> [What you need to do]:
Continue the research highlights text below, picking up right after its last sentence about My Digital Health.

> [Source text]:
====

Dr Danielle Wagstaff
Watkins, C., Bovet, J., Fernandez, A.M., Leongomez, D., Zelazniewicz, A., Correa Varella, M.A., & Wagstaff, D. (2022). Men say “I love you” before women do: robust across several countries. Journal of Social and Personal Relationships.
This paper demonstrates that men are more likely to confess love first in a relationship, and suggest that regardless of sex, attachment style affects the reactions to being told “I love you”. Confessing love and reactions to love confessions are dissociated. This paper shows the cross-cultural nature of love confessions, and has utility for relationship counselling, if alignment between what people say and how they feel is important for relationship outcomes.
Professor Carolyn Unsworth
Title: Improving safety for bus passengers using wheelchairs and mobility scooters: Effectiveness of restraint systems
Research funders: Department of Transport, Vic ($307,000).
Research team: Professor Carolyn Unsworth (SOH), Dr. Gayan Kahandawa and Amal Jayawardena (Engineering)
Drawing on previous research conducted by Unsworth’s team, Australian and International Standards and legislative documentation, this research investigated the forces that are present on public buses that may produce slide or tip for users of mobility devices such as wheelchairs or scooters, the frequency of such, the effectiveness of passive containment and active tie-down systems and the practical considerations.
The team developed a modified containment system which has been demonstrated to reduce slide or tip and meets practical considerations. This research has a direct impact on improving bus travel safety for people with disabilities using mobility devices, and findings will be reviewed by the Department of Transport for implementation across Victoria and elsewhere.
Professor Britt Klein
My Digital Health is a ‘public good’ offering health platform including a suite of digital mental health programs, across the healthcare activity spectrum, aiming to improve general public mental health and wellbeing.

====

> [Information]:
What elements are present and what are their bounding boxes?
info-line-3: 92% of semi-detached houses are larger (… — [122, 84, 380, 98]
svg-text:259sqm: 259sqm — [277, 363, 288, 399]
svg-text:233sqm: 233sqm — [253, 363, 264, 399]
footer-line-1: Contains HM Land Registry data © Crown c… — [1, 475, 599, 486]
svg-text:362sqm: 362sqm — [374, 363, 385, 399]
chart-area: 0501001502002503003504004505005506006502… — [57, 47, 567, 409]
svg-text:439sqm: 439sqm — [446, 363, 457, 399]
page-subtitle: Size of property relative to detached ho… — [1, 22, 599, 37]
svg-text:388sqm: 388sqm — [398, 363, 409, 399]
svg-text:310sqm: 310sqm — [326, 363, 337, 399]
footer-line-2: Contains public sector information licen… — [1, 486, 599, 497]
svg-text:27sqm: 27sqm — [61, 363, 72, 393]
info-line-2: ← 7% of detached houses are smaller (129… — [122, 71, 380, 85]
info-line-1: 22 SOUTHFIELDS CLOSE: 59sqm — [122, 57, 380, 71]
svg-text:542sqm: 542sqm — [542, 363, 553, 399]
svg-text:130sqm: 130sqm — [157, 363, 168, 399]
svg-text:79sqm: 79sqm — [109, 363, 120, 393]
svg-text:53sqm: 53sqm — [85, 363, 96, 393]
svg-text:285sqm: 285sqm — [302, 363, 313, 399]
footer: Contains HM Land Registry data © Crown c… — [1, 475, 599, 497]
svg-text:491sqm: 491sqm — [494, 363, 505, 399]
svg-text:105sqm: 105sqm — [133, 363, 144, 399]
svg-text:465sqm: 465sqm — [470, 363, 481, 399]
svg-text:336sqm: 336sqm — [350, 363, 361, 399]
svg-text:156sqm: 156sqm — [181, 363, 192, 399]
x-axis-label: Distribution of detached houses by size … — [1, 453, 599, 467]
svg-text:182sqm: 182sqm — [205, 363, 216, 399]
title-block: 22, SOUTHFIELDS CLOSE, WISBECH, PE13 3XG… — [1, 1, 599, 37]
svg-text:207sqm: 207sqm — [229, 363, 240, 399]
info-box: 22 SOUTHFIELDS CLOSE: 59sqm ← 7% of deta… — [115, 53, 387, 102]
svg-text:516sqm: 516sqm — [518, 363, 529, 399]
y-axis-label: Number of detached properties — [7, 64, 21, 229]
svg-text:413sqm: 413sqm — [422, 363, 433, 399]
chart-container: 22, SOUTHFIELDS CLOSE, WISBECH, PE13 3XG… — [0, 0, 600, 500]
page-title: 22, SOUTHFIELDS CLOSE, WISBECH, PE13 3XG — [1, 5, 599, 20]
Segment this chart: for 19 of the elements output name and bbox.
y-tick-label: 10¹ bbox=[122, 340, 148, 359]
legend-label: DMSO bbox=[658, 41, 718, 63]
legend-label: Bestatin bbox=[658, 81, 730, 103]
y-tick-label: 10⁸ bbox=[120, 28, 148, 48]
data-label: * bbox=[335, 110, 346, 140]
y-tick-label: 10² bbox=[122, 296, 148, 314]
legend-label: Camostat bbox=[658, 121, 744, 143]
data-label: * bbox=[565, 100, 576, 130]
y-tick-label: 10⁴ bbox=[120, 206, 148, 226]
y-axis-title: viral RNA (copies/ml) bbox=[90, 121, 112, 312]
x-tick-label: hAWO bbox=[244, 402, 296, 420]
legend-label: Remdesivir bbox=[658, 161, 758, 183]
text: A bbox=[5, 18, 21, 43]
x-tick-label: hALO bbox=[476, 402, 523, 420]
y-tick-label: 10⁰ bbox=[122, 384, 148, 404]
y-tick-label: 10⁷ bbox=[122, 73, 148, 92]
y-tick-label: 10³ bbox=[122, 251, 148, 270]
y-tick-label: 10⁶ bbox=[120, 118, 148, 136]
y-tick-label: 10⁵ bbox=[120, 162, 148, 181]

====

> [Task output]:
Technological features allow healthcare practitioners & clinical students to digitally collaborate with their clients and develop their digital mental health skills. Technological features enable the development, evaluation and translation of digital health interventions with an impact on health and wellbeing.
Dr Kerrie Shandley
Lum JAG., Shandley K., Albein-Urios N., Kirkovski M., Papadopoulos N., Wilson RB., Enticott PG., Rinehart NJ. Meta-analysis of Autism Gait.
Published in 2021, the results of this study indicate that autism is associated with abnormal gait, and that the difference in gait between autism and control groups become more pronounced with age. However, the methodological quality of the reviewed studies identified the need to understand the extent that gait abnormalities are specifically linked to autism, or whether they are secondary to other factors commonly found in this group (i.e., increased weight).
Dr Angela Rintoul
Rintoul, A., (2021) Submission to the Royal Commission into the Casino Operator and Licence.
In 2021 Angela summarised a body work that she has contributed to the field of gambling regulation. She supported counsel assisting the Royal Commission into the Casino Operator in Victoria by coordinating academics to describe challenges in gaining access to data from gambling operators, including Crown Casino. The Finkelstein report has since recommended the introduction of mandatory precommitment systems at the casino, a measure that Angela has been supporting since 2010, and which the Victorian government is said to be considering. In November 2021 she was selected through a competitive process to participate in the Policy Impact Program for the Churchill Trust and will continue to communicate the need for universal registration systems to prevent harm from gambling, including suicide prevention, through this program in 2022.